→ **WHAT THE TASK ASKS**
Show every line where "anteriores" occurs.

→ **INPUT RECORDS**

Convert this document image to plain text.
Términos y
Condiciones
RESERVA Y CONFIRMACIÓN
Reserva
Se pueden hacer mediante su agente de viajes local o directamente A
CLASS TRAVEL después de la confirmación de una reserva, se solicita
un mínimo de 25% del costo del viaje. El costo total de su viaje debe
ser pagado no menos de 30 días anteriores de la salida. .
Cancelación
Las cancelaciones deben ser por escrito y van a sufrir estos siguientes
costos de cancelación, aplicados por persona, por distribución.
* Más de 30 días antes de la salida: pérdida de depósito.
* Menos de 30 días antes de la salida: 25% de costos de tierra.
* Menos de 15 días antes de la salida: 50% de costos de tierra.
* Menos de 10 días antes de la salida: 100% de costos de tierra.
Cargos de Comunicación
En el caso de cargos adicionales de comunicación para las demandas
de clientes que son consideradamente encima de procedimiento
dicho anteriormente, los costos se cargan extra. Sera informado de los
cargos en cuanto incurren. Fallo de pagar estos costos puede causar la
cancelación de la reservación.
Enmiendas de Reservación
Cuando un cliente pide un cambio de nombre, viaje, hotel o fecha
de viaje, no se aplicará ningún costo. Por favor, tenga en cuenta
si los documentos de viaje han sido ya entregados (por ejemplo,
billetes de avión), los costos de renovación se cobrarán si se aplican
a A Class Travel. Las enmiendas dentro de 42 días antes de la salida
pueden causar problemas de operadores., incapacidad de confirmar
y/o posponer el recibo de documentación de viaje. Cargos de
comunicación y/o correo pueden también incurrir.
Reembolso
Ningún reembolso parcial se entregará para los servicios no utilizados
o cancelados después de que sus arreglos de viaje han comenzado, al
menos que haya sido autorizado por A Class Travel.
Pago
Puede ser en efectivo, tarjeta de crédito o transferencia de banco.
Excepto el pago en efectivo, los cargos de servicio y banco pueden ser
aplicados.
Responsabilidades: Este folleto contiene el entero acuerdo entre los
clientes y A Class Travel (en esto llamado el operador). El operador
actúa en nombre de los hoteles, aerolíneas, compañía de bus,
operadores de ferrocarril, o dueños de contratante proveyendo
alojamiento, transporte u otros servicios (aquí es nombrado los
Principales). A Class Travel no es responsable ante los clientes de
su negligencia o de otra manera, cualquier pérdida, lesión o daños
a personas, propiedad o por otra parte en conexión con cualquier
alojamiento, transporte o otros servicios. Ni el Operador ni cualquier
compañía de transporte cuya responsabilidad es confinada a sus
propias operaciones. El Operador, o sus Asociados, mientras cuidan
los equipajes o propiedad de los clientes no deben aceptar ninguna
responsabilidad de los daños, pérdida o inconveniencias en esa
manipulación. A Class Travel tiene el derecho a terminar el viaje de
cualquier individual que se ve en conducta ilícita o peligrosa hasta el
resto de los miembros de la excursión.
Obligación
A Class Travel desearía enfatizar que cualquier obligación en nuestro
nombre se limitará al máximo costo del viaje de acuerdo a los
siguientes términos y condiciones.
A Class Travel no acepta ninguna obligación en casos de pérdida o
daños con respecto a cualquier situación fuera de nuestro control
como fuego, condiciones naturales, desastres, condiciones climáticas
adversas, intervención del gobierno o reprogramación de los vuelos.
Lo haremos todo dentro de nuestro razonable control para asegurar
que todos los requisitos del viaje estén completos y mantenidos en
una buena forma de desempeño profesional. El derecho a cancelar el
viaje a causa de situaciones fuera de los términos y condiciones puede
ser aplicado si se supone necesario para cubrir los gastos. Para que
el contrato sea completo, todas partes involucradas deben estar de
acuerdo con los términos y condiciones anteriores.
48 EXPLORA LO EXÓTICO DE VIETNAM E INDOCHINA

→ **FULL SOLUTION**
ser pagado no menos de 30 días anteriores de la salida. .
acuerdo con los términos y condiciones anteriores.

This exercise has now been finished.